(Data entries)
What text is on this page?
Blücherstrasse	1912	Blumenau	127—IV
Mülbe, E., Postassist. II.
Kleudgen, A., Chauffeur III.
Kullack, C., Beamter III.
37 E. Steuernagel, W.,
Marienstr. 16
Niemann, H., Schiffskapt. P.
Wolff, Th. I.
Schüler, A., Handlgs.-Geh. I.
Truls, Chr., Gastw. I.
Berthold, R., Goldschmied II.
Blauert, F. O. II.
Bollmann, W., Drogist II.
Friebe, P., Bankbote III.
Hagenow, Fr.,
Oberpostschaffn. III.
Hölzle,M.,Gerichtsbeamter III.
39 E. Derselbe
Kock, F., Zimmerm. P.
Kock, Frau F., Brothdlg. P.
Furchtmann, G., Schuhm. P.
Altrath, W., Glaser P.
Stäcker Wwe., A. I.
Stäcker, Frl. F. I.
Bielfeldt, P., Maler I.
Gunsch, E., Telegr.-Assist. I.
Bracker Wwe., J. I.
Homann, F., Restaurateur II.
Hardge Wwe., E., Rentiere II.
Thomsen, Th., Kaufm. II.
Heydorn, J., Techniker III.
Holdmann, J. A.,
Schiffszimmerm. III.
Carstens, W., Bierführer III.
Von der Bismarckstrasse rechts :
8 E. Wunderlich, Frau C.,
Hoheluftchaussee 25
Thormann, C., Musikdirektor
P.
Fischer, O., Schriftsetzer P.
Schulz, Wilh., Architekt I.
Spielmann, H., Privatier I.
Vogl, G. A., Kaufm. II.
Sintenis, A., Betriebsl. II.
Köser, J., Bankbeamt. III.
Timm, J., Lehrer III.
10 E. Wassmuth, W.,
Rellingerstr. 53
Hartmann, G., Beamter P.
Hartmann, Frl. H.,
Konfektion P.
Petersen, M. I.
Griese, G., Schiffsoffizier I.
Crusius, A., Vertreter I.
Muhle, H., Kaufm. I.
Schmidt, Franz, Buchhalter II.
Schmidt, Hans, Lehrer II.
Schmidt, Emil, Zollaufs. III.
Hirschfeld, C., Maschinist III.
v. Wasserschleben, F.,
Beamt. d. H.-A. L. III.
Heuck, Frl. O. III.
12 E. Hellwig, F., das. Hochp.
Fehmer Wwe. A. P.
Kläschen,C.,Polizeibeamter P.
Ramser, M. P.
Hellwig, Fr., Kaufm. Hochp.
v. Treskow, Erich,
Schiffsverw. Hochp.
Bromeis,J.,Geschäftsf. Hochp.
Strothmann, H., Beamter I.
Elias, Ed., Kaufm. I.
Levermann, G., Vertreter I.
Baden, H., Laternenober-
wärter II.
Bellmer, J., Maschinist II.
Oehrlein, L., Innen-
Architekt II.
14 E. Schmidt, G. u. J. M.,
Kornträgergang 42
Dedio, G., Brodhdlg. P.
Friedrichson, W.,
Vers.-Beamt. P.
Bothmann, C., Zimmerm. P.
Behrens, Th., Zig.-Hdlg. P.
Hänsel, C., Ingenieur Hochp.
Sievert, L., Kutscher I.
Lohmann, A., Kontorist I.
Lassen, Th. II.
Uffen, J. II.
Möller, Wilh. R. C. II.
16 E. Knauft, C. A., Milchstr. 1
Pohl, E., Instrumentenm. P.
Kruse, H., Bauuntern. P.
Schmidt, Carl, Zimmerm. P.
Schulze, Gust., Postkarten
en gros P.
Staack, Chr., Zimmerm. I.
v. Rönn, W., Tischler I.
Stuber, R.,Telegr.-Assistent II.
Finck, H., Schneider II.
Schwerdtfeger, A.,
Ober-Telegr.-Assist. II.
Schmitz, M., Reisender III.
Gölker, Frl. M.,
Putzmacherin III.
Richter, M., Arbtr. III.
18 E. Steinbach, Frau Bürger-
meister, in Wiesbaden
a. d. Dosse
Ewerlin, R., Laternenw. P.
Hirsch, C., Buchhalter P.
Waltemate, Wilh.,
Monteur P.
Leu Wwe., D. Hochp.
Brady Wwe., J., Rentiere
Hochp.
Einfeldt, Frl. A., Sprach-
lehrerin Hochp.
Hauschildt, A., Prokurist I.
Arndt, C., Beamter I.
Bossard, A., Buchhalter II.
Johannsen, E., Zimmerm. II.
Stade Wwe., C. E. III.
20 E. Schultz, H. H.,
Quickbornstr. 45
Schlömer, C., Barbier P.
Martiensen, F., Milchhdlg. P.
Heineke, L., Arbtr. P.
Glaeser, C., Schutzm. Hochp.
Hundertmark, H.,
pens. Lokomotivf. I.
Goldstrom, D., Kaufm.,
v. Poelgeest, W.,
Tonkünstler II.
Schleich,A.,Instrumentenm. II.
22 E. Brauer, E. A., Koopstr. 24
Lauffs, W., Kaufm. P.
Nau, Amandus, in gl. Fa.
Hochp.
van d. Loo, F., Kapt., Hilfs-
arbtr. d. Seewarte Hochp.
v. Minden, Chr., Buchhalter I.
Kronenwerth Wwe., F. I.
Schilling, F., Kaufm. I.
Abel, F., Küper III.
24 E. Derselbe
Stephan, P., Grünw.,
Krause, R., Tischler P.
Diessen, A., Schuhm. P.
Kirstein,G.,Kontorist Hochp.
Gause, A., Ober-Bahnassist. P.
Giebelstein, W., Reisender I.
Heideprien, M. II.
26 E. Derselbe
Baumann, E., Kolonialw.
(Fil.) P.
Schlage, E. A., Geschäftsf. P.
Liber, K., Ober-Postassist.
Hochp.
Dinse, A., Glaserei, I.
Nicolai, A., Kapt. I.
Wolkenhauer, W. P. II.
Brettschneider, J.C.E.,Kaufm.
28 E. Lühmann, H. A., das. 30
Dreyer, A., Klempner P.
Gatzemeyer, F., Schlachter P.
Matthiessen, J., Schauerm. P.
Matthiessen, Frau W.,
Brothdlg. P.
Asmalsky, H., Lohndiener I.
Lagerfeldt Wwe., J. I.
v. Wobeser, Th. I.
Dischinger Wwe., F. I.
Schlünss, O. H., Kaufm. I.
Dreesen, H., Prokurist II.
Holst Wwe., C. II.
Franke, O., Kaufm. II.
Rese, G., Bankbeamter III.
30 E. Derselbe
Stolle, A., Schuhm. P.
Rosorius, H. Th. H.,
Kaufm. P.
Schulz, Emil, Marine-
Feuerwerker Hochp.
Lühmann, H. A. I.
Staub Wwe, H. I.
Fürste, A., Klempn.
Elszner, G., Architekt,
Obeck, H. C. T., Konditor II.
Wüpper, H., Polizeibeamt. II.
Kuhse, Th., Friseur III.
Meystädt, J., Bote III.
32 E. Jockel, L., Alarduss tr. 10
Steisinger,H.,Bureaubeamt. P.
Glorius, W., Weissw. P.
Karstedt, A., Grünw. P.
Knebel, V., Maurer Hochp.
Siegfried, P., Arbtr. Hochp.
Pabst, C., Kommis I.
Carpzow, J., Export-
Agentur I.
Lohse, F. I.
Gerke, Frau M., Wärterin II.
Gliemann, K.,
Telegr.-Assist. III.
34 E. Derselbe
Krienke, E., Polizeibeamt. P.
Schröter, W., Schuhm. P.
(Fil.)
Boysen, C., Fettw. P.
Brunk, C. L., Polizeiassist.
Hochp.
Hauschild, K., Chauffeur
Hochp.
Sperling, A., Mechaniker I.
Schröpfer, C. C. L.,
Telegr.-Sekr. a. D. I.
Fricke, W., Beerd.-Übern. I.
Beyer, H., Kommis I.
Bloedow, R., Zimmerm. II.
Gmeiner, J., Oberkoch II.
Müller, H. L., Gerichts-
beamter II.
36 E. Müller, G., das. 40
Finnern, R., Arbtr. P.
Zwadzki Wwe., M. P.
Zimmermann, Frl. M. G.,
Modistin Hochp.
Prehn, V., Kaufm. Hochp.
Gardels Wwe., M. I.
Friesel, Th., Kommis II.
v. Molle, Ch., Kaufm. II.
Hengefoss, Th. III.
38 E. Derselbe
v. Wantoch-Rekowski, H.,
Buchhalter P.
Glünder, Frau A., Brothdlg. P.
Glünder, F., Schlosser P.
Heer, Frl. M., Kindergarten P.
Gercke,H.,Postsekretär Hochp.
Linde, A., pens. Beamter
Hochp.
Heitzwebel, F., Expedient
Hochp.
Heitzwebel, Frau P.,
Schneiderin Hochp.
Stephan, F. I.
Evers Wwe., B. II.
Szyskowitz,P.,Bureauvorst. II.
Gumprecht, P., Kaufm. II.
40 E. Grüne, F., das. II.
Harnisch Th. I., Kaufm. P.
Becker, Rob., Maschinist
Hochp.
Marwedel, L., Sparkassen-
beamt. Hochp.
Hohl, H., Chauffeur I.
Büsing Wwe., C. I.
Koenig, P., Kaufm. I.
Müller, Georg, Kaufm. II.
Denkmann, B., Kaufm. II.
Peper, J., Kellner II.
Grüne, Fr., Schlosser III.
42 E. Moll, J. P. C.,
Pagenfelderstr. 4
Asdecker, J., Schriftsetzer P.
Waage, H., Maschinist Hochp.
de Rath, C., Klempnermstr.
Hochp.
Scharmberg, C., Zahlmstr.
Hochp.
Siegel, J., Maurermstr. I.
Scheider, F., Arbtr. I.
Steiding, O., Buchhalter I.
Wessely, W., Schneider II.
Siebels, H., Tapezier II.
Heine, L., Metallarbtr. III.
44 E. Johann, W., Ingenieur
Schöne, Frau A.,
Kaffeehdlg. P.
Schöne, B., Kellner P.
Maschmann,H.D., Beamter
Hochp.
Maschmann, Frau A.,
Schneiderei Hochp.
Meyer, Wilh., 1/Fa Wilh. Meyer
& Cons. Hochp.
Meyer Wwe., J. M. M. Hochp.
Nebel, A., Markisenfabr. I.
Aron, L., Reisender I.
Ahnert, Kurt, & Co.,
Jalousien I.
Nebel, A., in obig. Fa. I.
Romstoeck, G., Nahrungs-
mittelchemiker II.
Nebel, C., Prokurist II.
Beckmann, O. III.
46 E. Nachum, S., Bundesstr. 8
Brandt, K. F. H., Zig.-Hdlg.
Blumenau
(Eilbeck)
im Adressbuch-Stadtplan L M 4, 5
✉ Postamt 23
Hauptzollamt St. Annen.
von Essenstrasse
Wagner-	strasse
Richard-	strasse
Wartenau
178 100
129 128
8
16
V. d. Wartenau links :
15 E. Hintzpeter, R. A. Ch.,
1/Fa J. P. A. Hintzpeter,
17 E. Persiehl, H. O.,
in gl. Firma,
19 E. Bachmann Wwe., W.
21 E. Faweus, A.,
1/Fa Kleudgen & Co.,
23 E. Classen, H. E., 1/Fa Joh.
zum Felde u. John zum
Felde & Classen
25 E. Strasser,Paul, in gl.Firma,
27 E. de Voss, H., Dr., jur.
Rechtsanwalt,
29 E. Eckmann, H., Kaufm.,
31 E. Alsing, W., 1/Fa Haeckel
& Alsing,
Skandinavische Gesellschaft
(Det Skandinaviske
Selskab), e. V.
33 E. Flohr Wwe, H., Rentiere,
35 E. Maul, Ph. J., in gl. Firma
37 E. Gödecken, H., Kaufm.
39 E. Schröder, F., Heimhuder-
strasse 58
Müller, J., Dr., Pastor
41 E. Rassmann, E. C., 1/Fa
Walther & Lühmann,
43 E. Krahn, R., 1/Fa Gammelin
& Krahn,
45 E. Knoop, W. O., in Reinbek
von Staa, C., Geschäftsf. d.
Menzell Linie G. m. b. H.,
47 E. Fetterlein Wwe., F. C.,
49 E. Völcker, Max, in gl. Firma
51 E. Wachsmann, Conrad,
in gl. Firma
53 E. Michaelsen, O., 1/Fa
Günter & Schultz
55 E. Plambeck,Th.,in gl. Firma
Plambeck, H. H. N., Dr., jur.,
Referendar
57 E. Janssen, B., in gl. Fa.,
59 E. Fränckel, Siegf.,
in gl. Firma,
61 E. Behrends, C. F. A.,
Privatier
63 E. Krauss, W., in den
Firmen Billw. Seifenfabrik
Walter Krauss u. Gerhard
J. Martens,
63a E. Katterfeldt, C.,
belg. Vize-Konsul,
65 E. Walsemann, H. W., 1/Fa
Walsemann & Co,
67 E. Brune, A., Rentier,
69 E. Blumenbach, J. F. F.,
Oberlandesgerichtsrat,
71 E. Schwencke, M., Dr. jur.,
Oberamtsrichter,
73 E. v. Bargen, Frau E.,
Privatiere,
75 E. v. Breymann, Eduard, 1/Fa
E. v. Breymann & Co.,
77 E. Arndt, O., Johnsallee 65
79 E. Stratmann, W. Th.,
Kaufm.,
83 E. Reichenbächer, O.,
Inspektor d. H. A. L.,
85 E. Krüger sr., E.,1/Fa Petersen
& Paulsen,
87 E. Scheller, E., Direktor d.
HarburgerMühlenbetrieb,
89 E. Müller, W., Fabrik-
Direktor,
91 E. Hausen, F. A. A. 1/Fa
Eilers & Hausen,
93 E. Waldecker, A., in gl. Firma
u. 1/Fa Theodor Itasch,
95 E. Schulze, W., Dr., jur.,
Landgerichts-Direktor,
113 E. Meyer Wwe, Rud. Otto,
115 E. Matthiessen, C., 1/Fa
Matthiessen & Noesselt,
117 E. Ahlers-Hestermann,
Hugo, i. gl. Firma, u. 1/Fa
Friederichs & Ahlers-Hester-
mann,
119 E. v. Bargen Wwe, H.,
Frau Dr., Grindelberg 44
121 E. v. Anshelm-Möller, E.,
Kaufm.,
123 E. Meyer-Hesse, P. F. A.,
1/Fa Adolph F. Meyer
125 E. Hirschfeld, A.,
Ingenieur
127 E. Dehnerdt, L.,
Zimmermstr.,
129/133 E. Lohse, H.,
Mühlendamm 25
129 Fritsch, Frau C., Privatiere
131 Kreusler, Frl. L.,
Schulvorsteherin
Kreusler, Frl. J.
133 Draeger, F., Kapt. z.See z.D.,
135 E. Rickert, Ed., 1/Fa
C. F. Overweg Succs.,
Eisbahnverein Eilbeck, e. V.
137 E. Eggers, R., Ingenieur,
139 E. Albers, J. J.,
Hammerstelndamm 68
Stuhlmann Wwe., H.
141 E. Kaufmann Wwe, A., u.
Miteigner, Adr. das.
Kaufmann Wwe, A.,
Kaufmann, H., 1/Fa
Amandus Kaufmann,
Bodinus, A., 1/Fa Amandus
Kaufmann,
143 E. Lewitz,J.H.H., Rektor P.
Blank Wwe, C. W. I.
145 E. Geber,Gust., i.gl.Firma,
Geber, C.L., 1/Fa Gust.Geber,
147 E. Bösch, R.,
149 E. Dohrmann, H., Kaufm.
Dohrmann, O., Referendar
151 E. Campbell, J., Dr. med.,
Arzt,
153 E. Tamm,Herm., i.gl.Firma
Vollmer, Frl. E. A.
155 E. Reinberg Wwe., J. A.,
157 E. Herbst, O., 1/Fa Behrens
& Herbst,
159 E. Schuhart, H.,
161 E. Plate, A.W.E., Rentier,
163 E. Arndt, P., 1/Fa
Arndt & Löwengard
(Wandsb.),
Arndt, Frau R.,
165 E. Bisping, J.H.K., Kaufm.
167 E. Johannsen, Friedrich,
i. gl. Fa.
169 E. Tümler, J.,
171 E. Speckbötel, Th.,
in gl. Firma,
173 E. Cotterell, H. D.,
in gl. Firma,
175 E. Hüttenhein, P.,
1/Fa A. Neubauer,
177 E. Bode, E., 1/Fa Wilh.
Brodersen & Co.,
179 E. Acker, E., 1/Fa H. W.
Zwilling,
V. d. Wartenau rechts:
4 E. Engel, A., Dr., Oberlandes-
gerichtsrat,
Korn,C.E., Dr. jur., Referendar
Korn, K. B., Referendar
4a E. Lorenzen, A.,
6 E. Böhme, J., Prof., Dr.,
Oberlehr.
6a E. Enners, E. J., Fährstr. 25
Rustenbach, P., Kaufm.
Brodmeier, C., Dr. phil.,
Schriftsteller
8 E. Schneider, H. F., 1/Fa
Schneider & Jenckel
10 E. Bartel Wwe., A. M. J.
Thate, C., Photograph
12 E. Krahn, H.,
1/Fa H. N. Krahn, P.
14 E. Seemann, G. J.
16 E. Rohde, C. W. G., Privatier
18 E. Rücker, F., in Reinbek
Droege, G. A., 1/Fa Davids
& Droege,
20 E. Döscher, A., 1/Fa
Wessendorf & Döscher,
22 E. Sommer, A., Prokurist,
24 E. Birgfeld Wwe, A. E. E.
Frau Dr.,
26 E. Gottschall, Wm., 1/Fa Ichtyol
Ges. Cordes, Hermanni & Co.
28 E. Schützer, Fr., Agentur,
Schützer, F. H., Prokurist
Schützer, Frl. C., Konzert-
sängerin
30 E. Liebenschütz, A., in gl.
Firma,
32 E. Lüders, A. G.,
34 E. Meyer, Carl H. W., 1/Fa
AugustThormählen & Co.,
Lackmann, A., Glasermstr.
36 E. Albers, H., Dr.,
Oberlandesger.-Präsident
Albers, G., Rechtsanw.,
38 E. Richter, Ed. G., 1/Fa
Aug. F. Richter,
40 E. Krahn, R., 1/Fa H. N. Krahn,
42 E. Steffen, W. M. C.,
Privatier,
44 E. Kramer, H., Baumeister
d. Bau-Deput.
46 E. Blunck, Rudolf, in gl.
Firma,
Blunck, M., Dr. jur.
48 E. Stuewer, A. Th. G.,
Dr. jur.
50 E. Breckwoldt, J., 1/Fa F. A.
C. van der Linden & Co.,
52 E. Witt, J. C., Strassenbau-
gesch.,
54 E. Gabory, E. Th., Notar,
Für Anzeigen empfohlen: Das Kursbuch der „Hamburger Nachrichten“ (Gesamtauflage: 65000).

* **Written instruction**
Give a single number: the count of lines above that include the word "Grüne".

* **Task response**
2